Show all lines from the data that include the word "기부채납".

-- BEGIN Materials provided --

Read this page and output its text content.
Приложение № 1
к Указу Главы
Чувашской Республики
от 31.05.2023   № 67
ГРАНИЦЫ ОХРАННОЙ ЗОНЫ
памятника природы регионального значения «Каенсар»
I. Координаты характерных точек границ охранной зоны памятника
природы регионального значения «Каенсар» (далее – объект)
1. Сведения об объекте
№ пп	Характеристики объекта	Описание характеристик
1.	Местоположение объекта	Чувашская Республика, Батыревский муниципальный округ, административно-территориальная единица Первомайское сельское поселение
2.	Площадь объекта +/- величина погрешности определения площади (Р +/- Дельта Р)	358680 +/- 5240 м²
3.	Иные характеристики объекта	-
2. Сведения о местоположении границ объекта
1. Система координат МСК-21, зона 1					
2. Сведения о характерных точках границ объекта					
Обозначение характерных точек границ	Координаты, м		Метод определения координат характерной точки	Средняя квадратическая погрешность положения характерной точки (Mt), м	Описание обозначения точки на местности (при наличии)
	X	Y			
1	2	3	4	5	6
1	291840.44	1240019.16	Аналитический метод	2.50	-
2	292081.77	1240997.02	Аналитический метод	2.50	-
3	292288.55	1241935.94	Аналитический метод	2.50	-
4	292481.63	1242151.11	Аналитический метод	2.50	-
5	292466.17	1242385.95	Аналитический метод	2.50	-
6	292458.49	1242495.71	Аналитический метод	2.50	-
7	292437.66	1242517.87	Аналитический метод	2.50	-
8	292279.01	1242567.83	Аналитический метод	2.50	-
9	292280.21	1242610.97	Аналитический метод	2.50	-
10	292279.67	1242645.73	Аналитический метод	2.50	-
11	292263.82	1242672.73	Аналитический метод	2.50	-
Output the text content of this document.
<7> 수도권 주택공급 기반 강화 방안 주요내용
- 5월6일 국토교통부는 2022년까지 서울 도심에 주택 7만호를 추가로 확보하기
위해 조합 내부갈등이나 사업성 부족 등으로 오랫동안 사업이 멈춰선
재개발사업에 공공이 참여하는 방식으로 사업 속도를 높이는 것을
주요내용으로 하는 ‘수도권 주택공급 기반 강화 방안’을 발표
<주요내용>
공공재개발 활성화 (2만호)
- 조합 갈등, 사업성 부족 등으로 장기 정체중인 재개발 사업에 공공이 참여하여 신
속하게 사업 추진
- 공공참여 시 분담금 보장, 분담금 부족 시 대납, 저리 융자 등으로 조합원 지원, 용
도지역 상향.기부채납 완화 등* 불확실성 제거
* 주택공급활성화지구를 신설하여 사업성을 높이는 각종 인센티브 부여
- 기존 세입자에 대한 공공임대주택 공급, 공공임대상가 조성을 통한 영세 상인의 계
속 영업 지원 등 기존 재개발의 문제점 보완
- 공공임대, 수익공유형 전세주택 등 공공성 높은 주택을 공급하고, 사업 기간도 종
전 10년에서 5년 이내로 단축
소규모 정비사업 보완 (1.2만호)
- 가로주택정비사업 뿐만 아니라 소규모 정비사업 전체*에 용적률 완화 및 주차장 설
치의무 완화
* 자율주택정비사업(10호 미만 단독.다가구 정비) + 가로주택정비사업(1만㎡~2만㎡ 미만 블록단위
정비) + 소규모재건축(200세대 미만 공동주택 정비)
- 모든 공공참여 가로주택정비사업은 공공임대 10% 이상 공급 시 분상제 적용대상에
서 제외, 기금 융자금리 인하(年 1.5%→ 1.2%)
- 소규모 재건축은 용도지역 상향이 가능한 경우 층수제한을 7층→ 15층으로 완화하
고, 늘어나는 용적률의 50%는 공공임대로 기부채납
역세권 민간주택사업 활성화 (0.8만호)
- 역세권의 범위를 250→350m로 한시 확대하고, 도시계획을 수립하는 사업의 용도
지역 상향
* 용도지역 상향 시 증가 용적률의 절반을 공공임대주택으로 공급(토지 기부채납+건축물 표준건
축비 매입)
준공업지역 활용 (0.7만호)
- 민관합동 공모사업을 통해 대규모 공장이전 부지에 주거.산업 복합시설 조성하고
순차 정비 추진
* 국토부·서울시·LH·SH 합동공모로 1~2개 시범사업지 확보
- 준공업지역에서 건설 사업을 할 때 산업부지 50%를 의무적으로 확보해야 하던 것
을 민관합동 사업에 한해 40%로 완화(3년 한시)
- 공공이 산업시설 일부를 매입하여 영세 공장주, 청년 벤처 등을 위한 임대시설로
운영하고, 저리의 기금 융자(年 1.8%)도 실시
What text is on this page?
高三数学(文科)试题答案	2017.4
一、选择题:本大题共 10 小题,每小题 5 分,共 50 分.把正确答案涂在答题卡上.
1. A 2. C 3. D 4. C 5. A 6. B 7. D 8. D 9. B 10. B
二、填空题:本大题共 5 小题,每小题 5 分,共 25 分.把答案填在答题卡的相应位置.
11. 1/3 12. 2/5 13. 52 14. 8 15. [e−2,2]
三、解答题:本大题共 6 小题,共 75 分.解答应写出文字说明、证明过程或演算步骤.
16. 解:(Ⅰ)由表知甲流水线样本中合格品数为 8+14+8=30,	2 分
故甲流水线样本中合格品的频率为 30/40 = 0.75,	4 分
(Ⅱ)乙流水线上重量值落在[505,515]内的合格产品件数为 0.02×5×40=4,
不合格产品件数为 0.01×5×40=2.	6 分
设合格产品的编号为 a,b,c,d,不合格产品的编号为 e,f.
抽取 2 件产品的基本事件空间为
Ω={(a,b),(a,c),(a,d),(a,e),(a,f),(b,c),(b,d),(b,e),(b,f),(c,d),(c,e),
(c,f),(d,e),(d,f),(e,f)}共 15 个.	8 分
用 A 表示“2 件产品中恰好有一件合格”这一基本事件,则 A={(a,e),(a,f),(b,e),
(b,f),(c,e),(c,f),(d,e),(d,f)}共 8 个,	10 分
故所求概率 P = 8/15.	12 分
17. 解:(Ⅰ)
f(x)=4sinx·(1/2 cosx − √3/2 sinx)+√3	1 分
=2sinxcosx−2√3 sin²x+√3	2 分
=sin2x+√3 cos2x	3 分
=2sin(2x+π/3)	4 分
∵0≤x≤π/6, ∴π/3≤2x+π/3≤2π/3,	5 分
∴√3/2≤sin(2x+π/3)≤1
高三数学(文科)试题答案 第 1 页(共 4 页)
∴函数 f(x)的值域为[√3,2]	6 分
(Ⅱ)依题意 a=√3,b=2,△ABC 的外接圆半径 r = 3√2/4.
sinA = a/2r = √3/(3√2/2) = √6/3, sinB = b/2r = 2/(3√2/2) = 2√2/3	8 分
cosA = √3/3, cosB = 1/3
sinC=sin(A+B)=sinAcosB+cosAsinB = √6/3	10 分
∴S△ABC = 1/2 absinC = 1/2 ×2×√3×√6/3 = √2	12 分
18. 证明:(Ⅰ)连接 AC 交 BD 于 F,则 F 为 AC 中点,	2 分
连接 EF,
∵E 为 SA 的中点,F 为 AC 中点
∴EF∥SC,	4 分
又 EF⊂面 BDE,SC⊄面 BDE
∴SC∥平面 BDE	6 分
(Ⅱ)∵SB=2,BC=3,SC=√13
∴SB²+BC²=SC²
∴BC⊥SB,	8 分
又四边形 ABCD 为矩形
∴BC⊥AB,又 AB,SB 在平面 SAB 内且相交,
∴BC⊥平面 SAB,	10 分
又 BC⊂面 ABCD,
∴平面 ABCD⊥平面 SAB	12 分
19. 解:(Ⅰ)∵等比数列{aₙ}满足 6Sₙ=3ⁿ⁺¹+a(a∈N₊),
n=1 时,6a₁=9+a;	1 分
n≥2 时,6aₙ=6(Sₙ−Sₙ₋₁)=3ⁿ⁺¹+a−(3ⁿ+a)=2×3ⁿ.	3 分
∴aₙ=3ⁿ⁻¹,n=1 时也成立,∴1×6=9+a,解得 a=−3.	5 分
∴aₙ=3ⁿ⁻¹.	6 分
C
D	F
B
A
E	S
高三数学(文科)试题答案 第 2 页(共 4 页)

-- END Materials provided --

● Solution
도지역 상향.기부채납 완화 등* 불확실성 제거
고, 늘어나는 용적률의 50%는 공공임대로 기부채납
* 용도지역 상향 시 증가 용적률의 절반을 공공임대주택으로 공급(토지 기부채납+건축물 표준건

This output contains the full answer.